Objective — Return the material below in full and exactly.

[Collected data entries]
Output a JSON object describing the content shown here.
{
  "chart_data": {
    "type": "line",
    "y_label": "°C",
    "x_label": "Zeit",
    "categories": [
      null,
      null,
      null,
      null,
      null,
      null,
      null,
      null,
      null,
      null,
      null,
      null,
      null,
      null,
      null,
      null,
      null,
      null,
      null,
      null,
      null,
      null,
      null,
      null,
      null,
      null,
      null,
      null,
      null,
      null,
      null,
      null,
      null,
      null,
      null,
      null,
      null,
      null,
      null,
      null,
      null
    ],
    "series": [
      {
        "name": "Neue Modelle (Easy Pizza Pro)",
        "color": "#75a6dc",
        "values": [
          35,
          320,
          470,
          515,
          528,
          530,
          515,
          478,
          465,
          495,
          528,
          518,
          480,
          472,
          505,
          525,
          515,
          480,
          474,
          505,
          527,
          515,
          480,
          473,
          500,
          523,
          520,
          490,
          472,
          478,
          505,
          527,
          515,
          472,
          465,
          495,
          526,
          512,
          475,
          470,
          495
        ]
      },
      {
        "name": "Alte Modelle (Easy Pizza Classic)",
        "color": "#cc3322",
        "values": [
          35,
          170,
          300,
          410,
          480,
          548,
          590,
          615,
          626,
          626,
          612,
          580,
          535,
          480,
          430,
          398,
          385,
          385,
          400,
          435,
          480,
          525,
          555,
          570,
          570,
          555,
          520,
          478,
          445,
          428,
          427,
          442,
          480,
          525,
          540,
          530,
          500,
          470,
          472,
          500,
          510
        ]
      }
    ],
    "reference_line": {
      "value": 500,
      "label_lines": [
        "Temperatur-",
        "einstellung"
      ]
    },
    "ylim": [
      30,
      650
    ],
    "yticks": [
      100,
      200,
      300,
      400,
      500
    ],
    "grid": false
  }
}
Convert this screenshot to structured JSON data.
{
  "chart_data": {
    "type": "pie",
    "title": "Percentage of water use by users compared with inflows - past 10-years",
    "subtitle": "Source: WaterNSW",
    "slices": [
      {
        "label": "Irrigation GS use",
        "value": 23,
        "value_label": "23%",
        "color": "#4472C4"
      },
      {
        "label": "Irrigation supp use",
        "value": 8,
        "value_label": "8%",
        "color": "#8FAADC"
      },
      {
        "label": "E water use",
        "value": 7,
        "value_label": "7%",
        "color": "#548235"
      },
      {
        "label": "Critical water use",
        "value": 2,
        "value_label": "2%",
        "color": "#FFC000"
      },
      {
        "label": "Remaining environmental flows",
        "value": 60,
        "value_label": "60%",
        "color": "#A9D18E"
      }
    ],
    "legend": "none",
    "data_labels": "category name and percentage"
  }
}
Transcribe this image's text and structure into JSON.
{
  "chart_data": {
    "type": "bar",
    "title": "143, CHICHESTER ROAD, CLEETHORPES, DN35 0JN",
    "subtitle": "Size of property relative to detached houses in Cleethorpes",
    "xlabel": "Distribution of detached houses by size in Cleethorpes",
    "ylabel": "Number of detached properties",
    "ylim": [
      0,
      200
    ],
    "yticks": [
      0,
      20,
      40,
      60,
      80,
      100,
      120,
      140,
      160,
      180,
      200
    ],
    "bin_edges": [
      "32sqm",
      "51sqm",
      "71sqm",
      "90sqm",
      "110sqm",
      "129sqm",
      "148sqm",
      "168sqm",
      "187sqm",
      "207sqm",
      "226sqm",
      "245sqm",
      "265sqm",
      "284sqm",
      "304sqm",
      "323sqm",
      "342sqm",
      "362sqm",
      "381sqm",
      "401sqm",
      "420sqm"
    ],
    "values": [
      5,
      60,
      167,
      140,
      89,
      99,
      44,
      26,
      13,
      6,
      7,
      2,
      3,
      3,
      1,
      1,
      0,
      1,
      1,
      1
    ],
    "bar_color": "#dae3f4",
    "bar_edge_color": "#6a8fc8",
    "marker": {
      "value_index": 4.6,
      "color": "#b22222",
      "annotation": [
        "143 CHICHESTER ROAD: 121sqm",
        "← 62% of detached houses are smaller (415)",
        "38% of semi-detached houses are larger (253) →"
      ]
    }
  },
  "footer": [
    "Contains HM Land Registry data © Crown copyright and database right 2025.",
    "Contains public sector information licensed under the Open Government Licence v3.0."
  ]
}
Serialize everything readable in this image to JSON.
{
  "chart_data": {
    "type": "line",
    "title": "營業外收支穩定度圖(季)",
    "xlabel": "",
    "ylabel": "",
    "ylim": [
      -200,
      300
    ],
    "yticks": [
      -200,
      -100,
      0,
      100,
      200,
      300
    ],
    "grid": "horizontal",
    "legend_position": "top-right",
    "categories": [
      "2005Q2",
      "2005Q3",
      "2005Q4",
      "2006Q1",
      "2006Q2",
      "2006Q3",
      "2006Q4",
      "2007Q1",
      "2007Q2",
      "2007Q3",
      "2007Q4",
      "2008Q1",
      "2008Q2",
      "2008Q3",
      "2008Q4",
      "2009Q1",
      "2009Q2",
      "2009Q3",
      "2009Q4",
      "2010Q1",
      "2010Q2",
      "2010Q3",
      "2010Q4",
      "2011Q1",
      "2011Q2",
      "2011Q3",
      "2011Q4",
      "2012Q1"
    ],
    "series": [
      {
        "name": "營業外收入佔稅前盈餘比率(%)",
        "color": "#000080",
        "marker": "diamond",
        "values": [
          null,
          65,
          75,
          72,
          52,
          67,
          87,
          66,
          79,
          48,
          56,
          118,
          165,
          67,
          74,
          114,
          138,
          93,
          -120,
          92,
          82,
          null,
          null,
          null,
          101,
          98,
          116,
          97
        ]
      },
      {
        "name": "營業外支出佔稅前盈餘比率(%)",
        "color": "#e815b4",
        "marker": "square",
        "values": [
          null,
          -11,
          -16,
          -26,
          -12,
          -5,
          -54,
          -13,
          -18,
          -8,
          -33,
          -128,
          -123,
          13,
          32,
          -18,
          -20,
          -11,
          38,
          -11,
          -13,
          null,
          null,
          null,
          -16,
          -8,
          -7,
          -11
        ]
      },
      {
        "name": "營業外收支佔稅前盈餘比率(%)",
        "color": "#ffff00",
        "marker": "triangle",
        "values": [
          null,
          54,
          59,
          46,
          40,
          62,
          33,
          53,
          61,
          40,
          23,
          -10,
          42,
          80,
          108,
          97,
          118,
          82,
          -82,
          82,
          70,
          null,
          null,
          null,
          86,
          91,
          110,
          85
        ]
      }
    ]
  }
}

Correct output —
Output a JSON object describing the content shown here.
{
  "chart_data": {
    "type": "line",
    "y_label": "°C",
    "x_label": "Zeit",
    "categories": [
      null,
      null,
      null,
      null,
      null,
      null,
      null,
      null,
      null,
      null,
      null,
      null,
      null,
      null,
      null,
      null,
      null,
      null,
      null,
      null,
      null,
      null,
      null,
      null,
      null,
      null,
      null,
      null,
      null,
      null,
      null,
      null,
      null,
      null,
      null,
      null,
      null,
      null,
      null,
      null,
      null
    ],
    "series": [
      {
        "name": "Neue Modelle (Easy Pizza Pro)",
        "color": "#75a6dc",
        "values": [
          35,
          320,
          470,
          515,
          528,
          530,
          515,
          478,
          465,
          495,
          528,
          518,
          480,
          472,
          505,
          525,
          515,
          480,
          474,
          505,
          527,
          515,
          480,
          473,
          500,
          523,
          520,
          490,
          472,
          478,
          505,
          527,
          515,
          472,
          465,
          495,
          526,
          512,
          475,
          470,
          495
        ]
      },
      {
        "name": "Alte Modelle (Easy Pizza Classic)",
        "color": "#cc3322",
        "values": [
          35,
          170,
          300,
          410,
          480,
          548,
          590,
          615,
          626,
          626,
          612,
          580,
          535,
          480,
          430,
          398,
          385,
          385,
          400,
          435,
          480,
          525,
          555,
          570,
          570,
          555,
          520,
          478,
          445,
          428,
          427,
          442,
          480,
          525,
          540,
          530,
          500,
          470,
          472,
          500,
          510
        ]
      }
    ],
    "reference_line": {
      "value": 500,
      "label_lines": [
        "Temperatur-",
        "einstellung"
      ]
    },
    "ylim": [
      30,
      650
    ],
    "yticks": [
      100,
      200,
      300,
      400,
      500
    ],
    "grid": false
  }
}
Convert this screenshot to structured JSON data.
{
  "chart_data": {
    "type": "pie",
    "title": "Percentage of water use by users compared with inflows - past 10-years",
    "subtitle": "Source: WaterNSW",
    "slices": [
      {
        "label": "Irrigation GS use",
        "value": 23,
        "value_label": "23%",
        "color": "#4472C4"
      },
      {
        "label": "Irrigation supp use",
        "value": 8,
        "value_label": "8%",
        "color": "#8FAADC"
      },
      {
        "label": "E water use",
        "value": 7,
        "value_label": "7%",
        "color": "#548235"
      },
      {
        "label": "Critical water use",
        "value": 2,
        "value_label": "2%",
        "color": "#FFC000"
      },
      {
        "label": "Remaining environmental flows",
        "value": 60,
        "value_label": "60%",
        "color": "#A9D18E"
      }
    ],
    "legend": "none",
    "data_labels": "category name and percentage"
  }
}
Transcribe this image's text and structure into JSON.
{
  "chart_data": {
    "type": "bar",
    "title": "143, CHICHESTER ROAD, CLEETHORPES, DN35 0JN",
    "subtitle": "Size of property relative to detached houses in Cleethorpes",
    "xlabel": "Distribution of detached houses by size in Cleethorpes",
    "ylabel": "Number of detached properties",
    "ylim": [
      0,
      200
    ],
    "yticks": [
      0,
      20,
      40,
      60,
      80,
      100,
      120,
      140,
      160,
      180,
      200
    ],
    "bin_edges": [
      "32sqm",
      "51sqm",
      "71sqm",
      "90sqm",
      "110sqm",
      "129sqm",
      "148sqm",
      "168sqm",
      "187sqm",
      "207sqm",
      "226sqm",
      "245sqm",
      "265sqm",
      "284sqm",
      "304sqm",
      "323sqm",
      "342sqm",
      "362sqm",
      "381sqm",
      "401sqm",
      "420sqm"
    ],
    "values": [
      5,
      60,
      167,
      140,
      89,
      99,
      44,
      26,
      13,
      6,
      7,
      2,
      3,
      3,
      1,
      1,
      0,
      1,
      1,
      1
    ],
    "bar_color": "#dae3f4",
    "bar_edge_color": "#6a8fc8",
    "marker": {
      "value_index": 4.6,
      "color": "#b22222",
      "annotation": [
        "143 CHICHESTER ROAD: 121sqm",
        "← 62% of detached houses are smaller (415)",
        "38% of semi-detached houses are larger (253) →"
      ]
    }
  },
  "footer": [
    "Contains HM Land Registry data © Crown copyright and database right 2025.",
    "Contains public sector information licensed under the Open Government Licence v3.0."
  ]
}
Serialize everything readable in this image to JSON.
{
  "chart_data": {
    "type": "line",
    "title": "營業外收支穩定度圖(季)",
    "xlabel": "",
    "ylabel": "",
    "ylim": [
      -200,
      300
    ],
    "yticks": [
      -200,
      -100,
      0,
      100,
      200,
      300
    ],
    "grid": "horizontal",
    "legend_position": "top-right",
    "categories": [
      "2005Q2",
      "2005Q3",
      "2005Q4",
      "2006Q1",
      "2006Q2",
      "2006Q3",
      "2006Q4",
      "2007Q1",
      "2007Q2",
      "2007Q3",
      "2007Q4",
      "2008Q1",
      "2008Q2",
      "2008Q3",
      "2008Q4",
      "2009Q1",
      "2009Q2",
      "2009Q3",
      "2009Q4",
      "2010Q1",
      "2010Q2",
      "2010Q3",
      "2010Q4",
      "2011Q1",
      "2011Q2",
      "2011Q3",
      "2011Q4",
      "2012Q1"
    ],
    "series": [
      {
        "name": "營業外收入佔稅前盈餘比率(%)",
        "color": "#000080",
        "marker": "diamond",
        "values": [
          null,
          65,
          75,
          72,
          52,
          67,
          87,
          66,
          79,
          48,
          56,
          118,
          165,
          67,
          74,
          114,
          138,
          93,
          -120,
          92,
          82,
          null,
          null,
          null,
          101,
          98,
          116,
          97
        ]
      },
      {
        "name": "營業外支出佔稅前盈餘比率(%)",
        "color": "#e815b4",
        "marker": "square",
        "values": [
          null,
          -11,
          -16,
          -26,
          -12,
          -5,
          -54,
          -13,
          -18,
          -8,
          -33,
          -128,
          -123,
          13,
          32,
          -18,
          -20,
          -11,
          38,
          -11,
          -13,
          null,
          null,
          null,
          -16,
          -8,
          -7,
          -11
        ]
      },
      {
        "name": "營業外收支佔稅前盈餘比率(%)",
        "color": "#ffff00",
        "marker": "triangle",
        "values": [
          null,
          54,
          59,
          46,
          40,
          62,
          33,
          53,
          61,
          40,
          23,
          -10,
          42,
          80,
          108,
          97,
          118,
          82,
          -82,
          82,
          70,
          null,
          null,
          null,
          86,
          91,
          110,
          85
        ]
      }
    ]
  }
}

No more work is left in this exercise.